[WORK INSTRUCTIONS]:
Please pull out every line that includes the string "What".

════════════════

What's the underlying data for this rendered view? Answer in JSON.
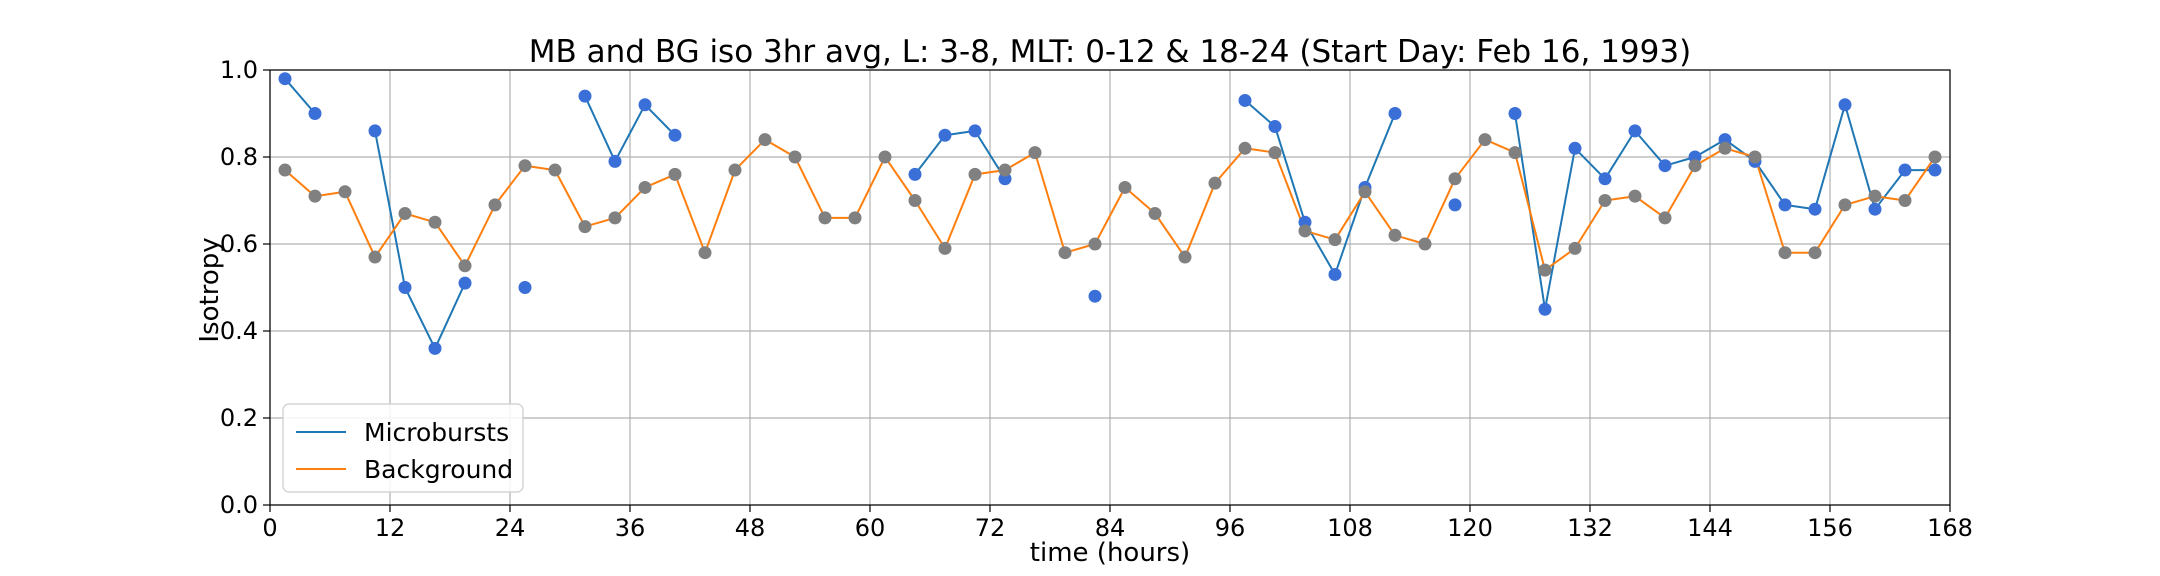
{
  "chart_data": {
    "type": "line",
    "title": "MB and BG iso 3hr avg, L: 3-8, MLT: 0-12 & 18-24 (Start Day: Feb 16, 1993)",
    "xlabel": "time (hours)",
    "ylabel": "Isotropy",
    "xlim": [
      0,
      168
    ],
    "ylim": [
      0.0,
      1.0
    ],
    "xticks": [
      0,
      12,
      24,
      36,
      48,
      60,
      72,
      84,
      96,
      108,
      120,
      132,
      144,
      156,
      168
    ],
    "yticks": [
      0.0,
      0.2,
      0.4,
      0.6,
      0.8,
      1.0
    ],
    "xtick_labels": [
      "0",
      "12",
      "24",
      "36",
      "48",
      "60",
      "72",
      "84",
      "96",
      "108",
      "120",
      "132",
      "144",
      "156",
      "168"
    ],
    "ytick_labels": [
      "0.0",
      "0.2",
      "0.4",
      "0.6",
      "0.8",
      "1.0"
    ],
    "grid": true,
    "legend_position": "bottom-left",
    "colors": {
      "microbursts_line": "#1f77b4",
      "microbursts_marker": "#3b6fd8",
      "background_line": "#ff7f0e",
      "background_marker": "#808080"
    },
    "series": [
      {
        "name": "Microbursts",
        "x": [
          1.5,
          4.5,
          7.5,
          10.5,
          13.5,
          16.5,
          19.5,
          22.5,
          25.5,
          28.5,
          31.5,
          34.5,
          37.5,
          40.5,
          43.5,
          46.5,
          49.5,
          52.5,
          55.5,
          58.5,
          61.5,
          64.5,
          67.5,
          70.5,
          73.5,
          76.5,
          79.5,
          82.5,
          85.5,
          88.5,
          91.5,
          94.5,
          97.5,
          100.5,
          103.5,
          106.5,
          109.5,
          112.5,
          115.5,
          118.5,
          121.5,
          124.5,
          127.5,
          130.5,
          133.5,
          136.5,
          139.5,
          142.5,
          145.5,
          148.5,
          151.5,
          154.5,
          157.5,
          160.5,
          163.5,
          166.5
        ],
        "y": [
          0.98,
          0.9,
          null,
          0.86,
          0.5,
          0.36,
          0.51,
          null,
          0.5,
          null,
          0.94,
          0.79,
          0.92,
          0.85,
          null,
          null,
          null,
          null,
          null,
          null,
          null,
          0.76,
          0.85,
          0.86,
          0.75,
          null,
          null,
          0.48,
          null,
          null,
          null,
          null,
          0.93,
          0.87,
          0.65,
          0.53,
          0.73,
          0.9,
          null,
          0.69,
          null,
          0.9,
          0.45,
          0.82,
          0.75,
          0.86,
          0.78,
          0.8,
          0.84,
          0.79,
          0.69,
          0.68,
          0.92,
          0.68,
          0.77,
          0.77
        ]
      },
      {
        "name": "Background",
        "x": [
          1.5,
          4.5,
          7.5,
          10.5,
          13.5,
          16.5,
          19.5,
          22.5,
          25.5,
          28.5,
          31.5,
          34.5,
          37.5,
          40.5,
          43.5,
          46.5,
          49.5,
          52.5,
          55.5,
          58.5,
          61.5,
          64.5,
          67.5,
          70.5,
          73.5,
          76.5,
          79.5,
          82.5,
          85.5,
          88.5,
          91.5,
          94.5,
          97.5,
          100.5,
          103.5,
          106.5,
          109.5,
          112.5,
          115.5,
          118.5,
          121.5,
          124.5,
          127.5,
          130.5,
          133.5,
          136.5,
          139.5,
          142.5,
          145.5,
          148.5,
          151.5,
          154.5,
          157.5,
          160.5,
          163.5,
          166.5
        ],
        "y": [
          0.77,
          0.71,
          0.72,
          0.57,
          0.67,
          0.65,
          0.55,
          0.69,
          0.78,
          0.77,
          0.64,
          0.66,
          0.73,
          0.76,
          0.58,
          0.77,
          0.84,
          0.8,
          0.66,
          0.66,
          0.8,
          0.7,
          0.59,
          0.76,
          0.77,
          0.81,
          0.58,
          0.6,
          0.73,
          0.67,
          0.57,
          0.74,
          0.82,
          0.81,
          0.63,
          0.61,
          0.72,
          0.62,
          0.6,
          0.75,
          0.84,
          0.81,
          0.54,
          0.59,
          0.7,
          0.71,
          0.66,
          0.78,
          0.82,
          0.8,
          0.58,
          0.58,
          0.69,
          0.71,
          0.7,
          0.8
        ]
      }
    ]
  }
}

════════════════

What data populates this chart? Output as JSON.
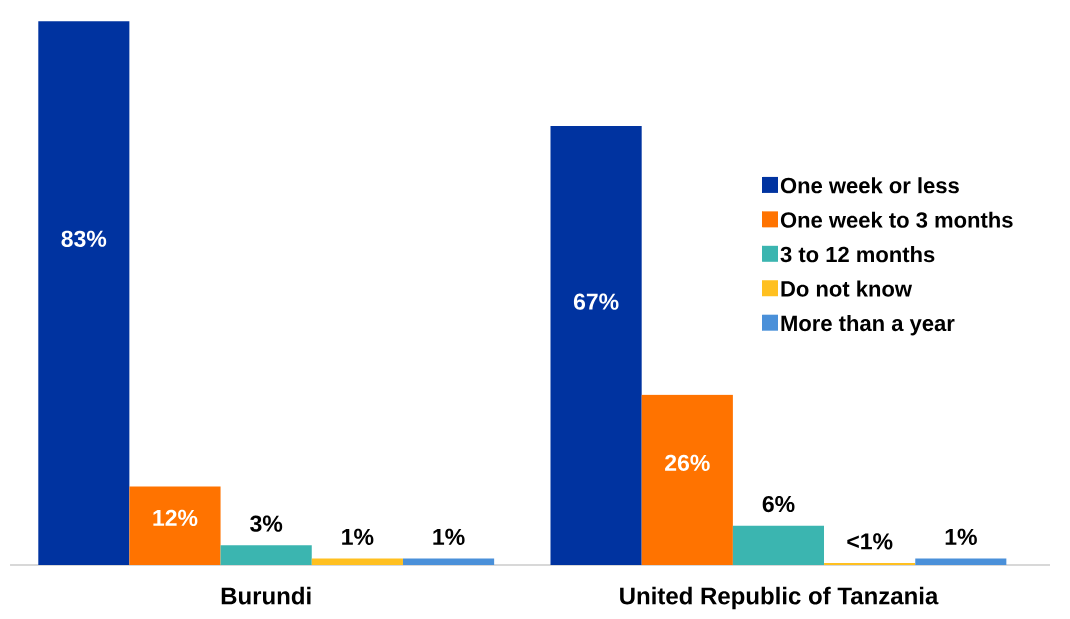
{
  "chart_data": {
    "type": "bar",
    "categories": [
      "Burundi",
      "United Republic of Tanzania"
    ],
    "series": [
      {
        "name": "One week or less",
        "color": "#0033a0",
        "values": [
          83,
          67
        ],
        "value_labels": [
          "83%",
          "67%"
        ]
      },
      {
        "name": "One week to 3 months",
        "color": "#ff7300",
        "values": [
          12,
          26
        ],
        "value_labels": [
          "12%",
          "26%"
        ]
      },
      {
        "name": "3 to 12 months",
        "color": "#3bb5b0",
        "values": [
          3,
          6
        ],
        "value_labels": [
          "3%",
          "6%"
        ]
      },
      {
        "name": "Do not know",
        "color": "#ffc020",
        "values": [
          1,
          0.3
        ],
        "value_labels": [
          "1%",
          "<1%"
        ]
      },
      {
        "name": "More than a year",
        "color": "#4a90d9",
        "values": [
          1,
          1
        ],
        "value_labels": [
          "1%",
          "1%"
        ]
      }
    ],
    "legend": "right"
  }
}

════════════════

[PROBLEM SOLUTION]:
What's the underlying data for this rendered view? Answer in JSON.
What data populates this chart? Output as JSON.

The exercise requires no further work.